▸ **Do this**
Across all the lines below, how many contain the string "JSON"? Please reply with the number only.

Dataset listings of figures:
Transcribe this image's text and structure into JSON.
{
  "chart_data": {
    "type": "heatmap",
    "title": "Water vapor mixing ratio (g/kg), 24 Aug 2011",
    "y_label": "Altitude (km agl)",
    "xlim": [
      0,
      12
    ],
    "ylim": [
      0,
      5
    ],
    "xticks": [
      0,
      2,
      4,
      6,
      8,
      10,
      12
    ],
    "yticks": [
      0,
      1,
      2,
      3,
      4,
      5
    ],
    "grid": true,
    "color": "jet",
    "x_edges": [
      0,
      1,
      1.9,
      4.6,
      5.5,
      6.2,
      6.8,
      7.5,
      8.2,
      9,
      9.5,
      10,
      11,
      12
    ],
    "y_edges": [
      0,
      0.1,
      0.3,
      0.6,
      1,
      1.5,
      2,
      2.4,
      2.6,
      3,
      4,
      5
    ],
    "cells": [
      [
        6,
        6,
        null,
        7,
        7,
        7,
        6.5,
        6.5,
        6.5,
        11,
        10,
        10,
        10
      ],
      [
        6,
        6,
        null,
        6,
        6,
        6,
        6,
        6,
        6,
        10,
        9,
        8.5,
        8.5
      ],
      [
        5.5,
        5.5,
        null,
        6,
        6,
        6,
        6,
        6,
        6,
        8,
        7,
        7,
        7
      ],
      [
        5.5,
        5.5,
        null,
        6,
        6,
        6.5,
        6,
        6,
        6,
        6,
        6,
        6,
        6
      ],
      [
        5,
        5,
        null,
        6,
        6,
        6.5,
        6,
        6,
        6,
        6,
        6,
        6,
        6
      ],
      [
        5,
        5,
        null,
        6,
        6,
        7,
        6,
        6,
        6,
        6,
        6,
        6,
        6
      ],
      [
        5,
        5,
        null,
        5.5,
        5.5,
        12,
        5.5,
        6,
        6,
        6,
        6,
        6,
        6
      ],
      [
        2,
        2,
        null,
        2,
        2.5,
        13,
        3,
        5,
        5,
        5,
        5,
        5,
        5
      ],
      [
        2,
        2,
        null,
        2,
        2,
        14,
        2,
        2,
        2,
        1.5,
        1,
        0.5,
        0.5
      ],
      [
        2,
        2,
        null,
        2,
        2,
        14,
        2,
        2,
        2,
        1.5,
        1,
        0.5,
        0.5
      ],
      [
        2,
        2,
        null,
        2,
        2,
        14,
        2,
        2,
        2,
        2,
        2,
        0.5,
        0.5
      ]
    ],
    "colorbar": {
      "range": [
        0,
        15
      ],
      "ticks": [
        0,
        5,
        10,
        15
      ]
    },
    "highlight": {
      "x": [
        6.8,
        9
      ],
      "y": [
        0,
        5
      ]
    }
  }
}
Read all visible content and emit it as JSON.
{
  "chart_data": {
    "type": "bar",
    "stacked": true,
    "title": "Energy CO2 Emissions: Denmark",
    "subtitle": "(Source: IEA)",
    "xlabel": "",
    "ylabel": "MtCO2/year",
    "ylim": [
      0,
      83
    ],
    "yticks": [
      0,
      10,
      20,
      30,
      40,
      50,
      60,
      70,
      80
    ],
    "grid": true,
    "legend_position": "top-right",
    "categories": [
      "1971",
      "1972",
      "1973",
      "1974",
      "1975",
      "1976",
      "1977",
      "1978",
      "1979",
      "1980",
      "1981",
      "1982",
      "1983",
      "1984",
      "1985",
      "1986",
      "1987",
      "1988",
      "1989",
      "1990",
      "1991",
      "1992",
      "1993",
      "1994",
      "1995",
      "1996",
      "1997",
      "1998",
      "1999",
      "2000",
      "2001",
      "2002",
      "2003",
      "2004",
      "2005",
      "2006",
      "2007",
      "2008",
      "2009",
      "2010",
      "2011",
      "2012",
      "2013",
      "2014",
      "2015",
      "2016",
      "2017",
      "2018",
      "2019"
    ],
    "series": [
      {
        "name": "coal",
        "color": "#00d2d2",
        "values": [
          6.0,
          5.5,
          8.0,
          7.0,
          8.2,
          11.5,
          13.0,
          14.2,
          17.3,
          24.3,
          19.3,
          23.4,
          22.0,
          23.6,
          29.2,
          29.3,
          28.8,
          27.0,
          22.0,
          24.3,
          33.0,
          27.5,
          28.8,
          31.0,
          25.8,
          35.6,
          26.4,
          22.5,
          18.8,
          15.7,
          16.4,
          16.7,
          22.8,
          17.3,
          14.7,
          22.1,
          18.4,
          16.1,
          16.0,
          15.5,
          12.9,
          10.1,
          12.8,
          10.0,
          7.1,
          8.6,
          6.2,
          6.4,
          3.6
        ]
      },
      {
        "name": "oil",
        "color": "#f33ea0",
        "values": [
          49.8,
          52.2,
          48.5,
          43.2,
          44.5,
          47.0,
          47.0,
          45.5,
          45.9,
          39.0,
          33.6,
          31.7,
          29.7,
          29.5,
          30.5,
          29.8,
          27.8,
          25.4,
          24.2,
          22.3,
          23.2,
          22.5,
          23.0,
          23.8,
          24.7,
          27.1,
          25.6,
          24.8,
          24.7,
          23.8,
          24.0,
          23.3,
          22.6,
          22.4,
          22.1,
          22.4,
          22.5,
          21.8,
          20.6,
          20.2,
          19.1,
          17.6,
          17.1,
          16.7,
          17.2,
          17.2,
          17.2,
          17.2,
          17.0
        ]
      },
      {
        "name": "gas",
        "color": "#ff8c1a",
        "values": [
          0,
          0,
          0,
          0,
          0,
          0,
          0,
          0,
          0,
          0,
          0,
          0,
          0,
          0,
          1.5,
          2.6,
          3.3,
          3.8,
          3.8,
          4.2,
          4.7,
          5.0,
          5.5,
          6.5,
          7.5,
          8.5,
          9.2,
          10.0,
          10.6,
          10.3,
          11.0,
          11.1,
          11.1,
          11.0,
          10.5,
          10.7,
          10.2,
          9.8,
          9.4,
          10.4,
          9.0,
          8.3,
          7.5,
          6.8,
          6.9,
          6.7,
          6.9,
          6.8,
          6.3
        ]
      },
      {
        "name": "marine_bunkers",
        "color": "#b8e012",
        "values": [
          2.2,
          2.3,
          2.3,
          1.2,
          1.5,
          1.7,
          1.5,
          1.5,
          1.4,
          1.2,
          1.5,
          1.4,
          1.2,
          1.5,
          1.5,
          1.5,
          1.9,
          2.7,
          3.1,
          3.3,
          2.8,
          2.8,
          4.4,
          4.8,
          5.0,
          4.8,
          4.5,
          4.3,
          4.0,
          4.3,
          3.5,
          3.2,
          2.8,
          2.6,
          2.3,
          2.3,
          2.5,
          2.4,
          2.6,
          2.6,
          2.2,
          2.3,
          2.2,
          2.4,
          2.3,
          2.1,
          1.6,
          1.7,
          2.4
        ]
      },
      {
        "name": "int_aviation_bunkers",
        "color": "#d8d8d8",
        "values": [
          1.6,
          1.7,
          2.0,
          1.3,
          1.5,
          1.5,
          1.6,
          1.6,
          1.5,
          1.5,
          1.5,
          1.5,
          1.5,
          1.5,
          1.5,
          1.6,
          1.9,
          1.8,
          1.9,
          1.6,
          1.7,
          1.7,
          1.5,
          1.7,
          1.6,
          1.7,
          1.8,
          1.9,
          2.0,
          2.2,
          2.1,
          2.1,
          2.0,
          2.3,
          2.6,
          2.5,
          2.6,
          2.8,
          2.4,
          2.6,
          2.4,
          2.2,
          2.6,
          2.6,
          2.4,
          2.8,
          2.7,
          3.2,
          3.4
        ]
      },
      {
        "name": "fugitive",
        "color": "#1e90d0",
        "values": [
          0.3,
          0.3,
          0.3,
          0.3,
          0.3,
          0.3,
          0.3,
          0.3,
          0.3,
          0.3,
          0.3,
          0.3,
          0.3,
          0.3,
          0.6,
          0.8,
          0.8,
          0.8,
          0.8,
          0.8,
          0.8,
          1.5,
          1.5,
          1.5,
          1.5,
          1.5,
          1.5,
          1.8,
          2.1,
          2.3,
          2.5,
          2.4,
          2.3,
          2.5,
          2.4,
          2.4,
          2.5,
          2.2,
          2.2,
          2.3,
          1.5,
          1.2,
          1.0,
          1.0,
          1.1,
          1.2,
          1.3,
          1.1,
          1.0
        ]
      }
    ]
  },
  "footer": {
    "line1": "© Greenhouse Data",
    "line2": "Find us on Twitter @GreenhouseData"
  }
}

...

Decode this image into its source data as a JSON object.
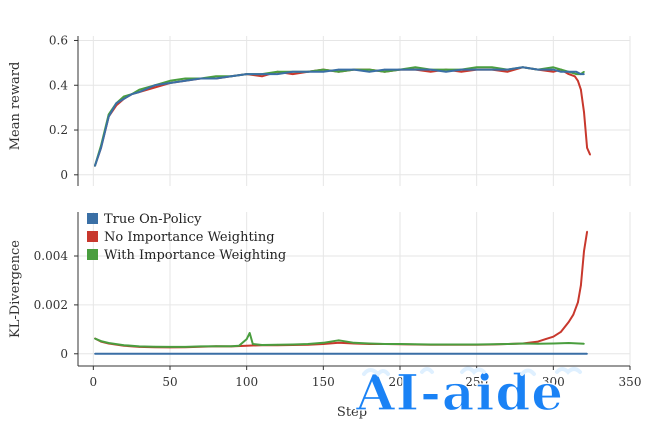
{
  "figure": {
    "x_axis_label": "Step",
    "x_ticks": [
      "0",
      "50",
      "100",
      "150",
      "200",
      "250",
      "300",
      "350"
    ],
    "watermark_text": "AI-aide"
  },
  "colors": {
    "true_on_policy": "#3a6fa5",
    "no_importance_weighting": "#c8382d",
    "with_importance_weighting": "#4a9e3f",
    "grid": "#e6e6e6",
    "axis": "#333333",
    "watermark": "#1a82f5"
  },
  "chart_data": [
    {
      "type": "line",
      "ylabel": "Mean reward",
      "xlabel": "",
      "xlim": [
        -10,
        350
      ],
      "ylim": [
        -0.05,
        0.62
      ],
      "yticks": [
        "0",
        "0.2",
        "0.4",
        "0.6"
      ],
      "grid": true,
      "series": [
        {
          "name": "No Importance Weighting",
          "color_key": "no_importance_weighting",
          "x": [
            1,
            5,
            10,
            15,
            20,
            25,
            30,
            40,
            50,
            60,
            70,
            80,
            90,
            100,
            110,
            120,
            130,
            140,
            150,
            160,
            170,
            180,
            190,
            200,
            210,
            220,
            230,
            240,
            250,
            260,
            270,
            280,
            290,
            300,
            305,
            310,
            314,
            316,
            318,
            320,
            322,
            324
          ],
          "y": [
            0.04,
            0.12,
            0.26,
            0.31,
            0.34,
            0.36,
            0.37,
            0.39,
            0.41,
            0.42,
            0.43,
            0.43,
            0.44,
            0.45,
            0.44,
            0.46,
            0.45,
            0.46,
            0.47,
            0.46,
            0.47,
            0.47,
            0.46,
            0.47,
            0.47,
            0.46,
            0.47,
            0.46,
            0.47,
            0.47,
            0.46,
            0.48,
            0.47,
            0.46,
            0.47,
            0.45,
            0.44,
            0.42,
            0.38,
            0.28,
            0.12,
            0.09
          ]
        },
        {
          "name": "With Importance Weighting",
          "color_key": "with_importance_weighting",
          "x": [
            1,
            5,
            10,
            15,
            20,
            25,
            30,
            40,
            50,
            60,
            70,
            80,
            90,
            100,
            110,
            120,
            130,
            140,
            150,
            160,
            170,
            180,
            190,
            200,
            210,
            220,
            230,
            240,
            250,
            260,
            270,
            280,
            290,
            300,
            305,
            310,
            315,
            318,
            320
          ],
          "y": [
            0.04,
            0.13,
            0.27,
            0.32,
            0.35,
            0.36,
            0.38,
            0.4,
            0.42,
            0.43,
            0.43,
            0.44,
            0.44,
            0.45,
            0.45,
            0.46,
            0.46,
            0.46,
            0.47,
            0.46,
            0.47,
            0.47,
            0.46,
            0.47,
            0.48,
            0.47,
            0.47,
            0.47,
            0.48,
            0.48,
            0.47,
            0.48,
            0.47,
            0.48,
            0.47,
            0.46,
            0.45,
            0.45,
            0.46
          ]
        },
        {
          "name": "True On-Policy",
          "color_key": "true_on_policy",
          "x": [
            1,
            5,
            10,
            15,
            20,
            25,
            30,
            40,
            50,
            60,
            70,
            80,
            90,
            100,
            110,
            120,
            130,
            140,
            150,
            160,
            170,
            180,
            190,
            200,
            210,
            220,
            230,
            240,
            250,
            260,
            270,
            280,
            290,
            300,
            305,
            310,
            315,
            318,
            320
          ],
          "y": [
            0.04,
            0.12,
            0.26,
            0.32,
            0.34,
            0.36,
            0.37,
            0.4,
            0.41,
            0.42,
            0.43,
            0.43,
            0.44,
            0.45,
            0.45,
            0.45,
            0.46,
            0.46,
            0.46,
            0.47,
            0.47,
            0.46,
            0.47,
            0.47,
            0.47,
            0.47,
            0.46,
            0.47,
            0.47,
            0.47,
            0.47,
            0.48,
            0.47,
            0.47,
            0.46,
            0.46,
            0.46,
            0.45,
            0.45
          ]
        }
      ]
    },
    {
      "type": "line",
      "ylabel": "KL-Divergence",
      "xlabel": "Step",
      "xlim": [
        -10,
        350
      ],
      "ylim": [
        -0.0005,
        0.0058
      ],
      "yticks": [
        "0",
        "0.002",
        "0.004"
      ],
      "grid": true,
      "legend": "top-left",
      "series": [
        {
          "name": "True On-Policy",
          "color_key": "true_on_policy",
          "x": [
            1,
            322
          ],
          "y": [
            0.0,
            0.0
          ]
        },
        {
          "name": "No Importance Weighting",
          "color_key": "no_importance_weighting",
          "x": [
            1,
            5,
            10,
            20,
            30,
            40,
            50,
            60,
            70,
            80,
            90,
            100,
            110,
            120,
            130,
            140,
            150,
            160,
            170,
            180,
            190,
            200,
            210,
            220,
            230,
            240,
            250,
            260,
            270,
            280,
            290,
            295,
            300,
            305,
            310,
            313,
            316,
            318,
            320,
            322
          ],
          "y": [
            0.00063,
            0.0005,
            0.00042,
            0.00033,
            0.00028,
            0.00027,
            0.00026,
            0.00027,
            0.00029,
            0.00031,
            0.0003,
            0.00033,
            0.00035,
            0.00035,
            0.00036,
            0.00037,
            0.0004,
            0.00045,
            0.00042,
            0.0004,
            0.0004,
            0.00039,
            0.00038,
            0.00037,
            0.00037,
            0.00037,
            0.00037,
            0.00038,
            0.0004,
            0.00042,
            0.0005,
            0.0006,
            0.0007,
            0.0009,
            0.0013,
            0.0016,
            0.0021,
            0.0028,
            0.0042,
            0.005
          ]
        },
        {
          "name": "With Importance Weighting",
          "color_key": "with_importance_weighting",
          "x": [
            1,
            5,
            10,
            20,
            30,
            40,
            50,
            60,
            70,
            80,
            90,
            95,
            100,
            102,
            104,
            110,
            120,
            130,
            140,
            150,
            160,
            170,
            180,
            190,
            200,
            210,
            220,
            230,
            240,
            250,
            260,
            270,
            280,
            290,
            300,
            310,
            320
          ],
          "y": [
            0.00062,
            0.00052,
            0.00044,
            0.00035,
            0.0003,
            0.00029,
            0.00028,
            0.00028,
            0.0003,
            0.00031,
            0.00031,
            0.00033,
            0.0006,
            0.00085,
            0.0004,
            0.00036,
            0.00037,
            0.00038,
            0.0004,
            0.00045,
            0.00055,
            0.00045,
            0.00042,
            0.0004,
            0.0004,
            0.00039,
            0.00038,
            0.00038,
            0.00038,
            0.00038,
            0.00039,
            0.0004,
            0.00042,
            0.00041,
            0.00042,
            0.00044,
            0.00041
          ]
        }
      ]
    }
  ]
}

...

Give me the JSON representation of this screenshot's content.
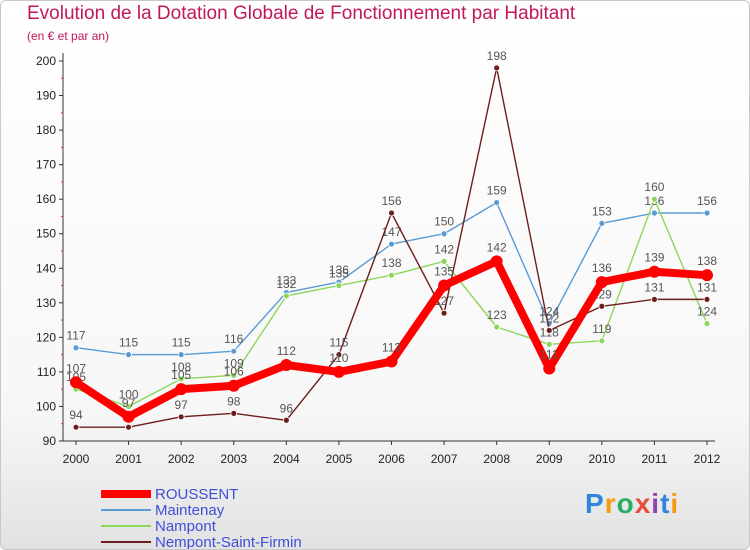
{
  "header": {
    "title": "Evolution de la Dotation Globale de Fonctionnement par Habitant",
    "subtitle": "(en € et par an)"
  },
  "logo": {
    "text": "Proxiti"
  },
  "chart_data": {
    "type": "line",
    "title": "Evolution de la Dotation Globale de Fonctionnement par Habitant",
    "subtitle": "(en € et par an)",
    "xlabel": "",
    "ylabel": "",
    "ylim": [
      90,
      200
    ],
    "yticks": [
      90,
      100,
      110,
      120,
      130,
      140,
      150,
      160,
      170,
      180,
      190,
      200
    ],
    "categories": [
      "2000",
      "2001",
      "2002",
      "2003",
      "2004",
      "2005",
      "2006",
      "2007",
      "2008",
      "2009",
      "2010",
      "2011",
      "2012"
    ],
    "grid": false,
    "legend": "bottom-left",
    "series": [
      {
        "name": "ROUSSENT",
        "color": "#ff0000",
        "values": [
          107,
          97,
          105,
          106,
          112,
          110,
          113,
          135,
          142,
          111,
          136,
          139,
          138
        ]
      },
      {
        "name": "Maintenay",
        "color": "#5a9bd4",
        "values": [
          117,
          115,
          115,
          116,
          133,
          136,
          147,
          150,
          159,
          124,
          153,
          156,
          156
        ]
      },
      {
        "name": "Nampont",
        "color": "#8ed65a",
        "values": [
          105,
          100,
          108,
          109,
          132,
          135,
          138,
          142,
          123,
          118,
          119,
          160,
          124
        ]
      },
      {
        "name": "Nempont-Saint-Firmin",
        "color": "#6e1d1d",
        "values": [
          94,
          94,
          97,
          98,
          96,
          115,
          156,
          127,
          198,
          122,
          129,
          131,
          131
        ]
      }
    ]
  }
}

▸ **Output of the task**
4